Stated goal: Only lines holding the word "name" should be copied from the material.

── Data to process

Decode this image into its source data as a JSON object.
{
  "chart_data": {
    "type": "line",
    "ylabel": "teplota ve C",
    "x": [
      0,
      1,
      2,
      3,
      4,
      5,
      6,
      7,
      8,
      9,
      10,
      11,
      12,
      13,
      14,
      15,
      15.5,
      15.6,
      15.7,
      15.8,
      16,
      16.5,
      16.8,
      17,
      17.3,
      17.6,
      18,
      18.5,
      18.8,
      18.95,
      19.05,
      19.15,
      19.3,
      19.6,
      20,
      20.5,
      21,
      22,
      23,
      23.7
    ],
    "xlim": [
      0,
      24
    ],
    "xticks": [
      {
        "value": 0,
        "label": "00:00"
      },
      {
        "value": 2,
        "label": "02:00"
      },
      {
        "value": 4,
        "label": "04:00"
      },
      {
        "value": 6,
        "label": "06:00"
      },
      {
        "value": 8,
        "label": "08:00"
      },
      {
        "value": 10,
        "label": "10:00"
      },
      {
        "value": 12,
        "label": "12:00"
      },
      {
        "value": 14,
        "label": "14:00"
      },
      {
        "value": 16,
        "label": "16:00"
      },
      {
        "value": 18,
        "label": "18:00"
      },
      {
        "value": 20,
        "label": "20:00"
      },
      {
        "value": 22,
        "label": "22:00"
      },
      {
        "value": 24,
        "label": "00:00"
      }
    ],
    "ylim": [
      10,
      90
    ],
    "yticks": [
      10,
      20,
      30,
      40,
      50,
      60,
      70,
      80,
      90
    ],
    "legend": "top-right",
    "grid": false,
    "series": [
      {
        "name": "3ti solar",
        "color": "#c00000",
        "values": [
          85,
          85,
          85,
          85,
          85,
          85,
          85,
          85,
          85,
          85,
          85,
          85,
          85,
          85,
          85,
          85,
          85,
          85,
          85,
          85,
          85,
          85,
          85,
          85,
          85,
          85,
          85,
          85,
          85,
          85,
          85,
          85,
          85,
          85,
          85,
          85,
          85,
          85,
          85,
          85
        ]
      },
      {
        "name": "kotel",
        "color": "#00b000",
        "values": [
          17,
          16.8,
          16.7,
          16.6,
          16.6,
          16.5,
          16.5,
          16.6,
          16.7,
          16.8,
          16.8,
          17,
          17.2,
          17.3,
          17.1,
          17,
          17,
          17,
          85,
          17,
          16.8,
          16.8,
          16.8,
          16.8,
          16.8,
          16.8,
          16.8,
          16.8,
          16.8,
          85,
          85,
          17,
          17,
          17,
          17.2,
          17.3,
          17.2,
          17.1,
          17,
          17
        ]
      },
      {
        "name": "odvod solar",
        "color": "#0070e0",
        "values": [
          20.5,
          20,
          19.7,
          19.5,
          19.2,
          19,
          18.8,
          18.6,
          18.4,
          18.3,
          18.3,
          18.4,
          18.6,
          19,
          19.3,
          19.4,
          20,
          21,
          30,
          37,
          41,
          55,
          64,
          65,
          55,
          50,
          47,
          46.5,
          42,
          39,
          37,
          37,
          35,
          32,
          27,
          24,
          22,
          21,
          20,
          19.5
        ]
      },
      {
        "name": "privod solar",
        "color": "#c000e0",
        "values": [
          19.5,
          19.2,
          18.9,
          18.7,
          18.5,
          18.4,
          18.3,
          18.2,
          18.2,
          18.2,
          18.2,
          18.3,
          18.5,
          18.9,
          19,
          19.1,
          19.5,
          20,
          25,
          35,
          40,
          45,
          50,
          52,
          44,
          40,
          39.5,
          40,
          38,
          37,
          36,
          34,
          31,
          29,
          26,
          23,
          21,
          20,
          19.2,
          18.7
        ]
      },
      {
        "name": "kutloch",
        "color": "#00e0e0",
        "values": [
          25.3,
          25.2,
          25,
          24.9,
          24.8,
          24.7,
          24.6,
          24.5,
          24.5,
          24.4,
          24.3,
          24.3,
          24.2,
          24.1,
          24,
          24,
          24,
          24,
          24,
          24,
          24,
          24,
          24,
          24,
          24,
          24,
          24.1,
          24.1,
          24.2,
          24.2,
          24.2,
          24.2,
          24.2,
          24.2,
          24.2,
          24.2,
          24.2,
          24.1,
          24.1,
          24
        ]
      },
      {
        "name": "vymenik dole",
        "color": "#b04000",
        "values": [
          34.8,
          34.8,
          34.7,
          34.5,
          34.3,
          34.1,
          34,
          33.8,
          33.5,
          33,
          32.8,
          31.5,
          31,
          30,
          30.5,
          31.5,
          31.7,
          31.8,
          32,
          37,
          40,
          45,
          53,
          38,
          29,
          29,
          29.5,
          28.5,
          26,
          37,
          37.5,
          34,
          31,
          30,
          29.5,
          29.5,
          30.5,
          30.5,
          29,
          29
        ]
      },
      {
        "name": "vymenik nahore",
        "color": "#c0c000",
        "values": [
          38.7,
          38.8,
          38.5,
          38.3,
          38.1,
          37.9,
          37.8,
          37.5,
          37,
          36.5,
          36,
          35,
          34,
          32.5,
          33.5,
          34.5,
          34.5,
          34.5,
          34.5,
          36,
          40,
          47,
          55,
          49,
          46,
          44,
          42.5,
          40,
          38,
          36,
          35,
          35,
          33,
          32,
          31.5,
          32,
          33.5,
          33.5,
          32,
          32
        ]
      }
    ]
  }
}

────

Task response:
        "name": "3ti solar",
        "name": "kotel",
        "name": "odvod solar",
        "name": "privod solar",
        "name": "kutloch",
        "name": "vymenik dole",
        "name": "vymenik nahore",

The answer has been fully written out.